__Exercise aim__
Leave out the pictures and copy each record below exactly.

Items from a figure collection
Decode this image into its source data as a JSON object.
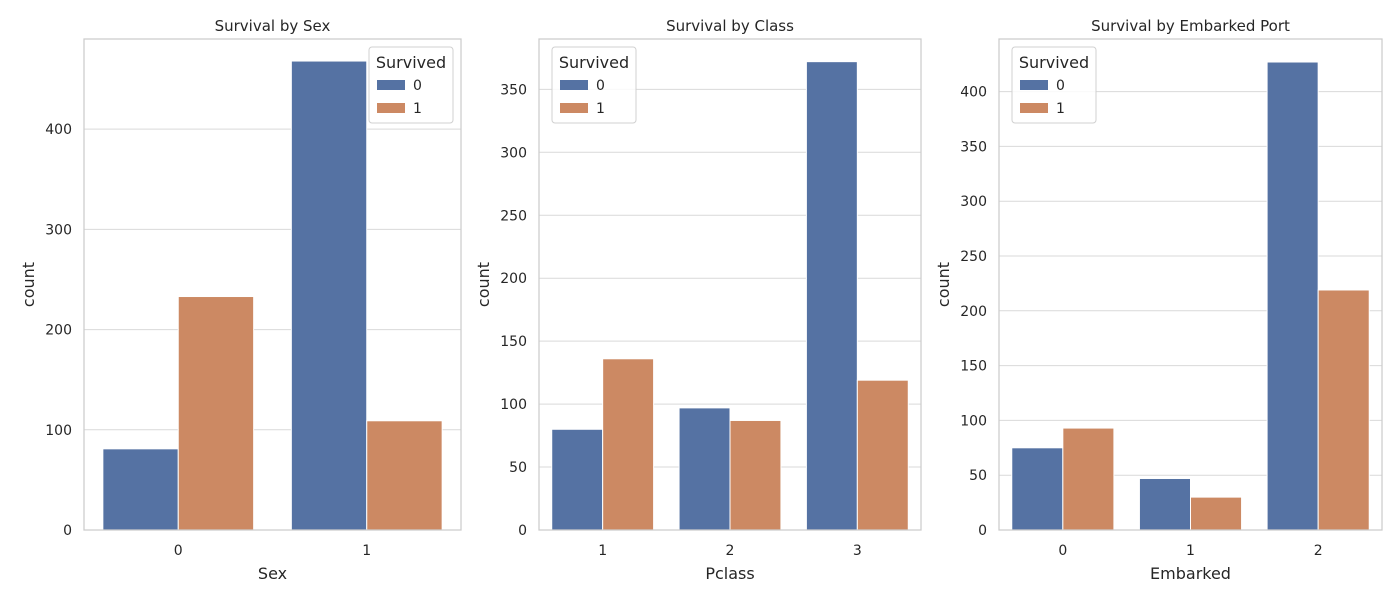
{
  "chart_data": [
    {
      "type": "bar",
      "title": "Survival by Sex",
      "xlabel": "Sex",
      "ylabel": "count",
      "categories": [
        "0",
        "1"
      ],
      "series": [
        {
          "name": "0",
          "values": [
            81,
            468
          ]
        },
        {
          "name": "1",
          "values": [
            233,
            109
          ]
        }
      ],
      "ylim": [
        0,
        490
      ],
      "yticks": [
        0,
        100,
        200,
        300,
        400
      ],
      "grid": true,
      "legend": {
        "title": "Survived",
        "position": "top-right"
      }
    },
    {
      "type": "bar",
      "title": "Survival by Class",
      "xlabel": "Pclass",
      "ylabel": "count",
      "categories": [
        "1",
        "2",
        "3"
      ],
      "series": [
        {
          "name": "0",
          "values": [
            80,
            97,
            372
          ]
        },
        {
          "name": "1",
          "values": [
            136,
            87,
            119
          ]
        }
      ],
      "ylim": [
        0,
        390
      ],
      "yticks": [
        0,
        50,
        100,
        150,
        200,
        250,
        300,
        350
      ],
      "grid": true,
      "legend": {
        "title": "Survived",
        "position": "top-left"
      }
    },
    {
      "type": "bar",
      "title": "Survival by Embarked Port",
      "xlabel": "Embarked",
      "ylabel": "count",
      "categories": [
        "0",
        "1",
        "2"
      ],
      "series": [
        {
          "name": "0",
          "values": [
            75,
            47,
            427
          ]
        },
        {
          "name": "1",
          "values": [
            93,
            30,
            219
          ]
        }
      ],
      "ylim": [
        0,
        448
      ],
      "yticks": [
        0,
        50,
        100,
        150,
        200,
        250,
        300,
        350,
        400
      ],
      "grid": true,
      "legend": {
        "title": "Survived",
        "position": "top-left"
      }
    }
  ],
  "colors": {
    "series_0": "#5572a3",
    "series_1": "#cc8963",
    "grid": "#d9d9d9",
    "axes_edge": "#cccccc",
    "text": "#262626"
  }
}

__Output for this task__
Decode this image into its source data as a JSON object.
{
  "chart_data": [
    {
      "type": "bar",
      "title": "Survival by Sex",
      "xlabel": "Sex",
      "ylabel": "count",
      "categories": [
        "0",
        "1"
      ],
      "series": [
        {
          "name": "0",
          "values": [
            81,
            468
          ]
        },
        {
          "name": "1",
          "values": [
            233,
            109
          ]
        }
      ],
      "ylim": [
        0,
        490
      ],
      "yticks": [
        0,
        100,
        200,
        300,
        400
      ],
      "grid": true,
      "legend": {
        "title": "Survived",
        "position": "top-right"
      }
    },
    {
      "type": "bar",
      "title": "Survival by Class",
      "xlabel": "Pclass",
      "ylabel": "count",
      "categories": [
        "1",
        "2",
        "3"
      ],
      "series": [
        {
          "name": "0",
          "values": [
            80,
            97,
            372
          ]
        },
        {
          "name": "1",
          "values": [
            136,
            87,
            119
          ]
        }
      ],
      "ylim": [
        0,
        390
      ],
      "yticks": [
        0,
        50,
        100,
        150,
        200,
        250,
        300,
        350
      ],
      "grid": true,
      "legend": {
        "title": "Survived",
        "position": "top-left"
      }
    },
    {
      "type": "bar",
      "title": "Survival by Embarked Port",
      "xlabel": "Embarked",
      "ylabel": "count",
      "categories": [
        "0",
        "1",
        "2"
      ],
      "series": [
        {
          "name": "0",
          "values": [
            75,
            47,
            427
          ]
        },
        {
          "name": "1",
          "values": [
            93,
            30,
            219
          ]
        }
      ],
      "ylim": [
        0,
        448
      ],
      "yticks": [
        0,
        50,
        100,
        150,
        200,
        250,
        300,
        350,
        400
      ],
      "grid": true,
      "legend": {
        "title": "Survived",
        "position": "top-left"
      }
    }
  ],
  "colors": {
    "series_0": "#5572a3",
    "series_1": "#cc8963",
    "grid": "#d9d9d9",
    "axes_edge": "#cccccc",
    "text": "#262626"
  }
}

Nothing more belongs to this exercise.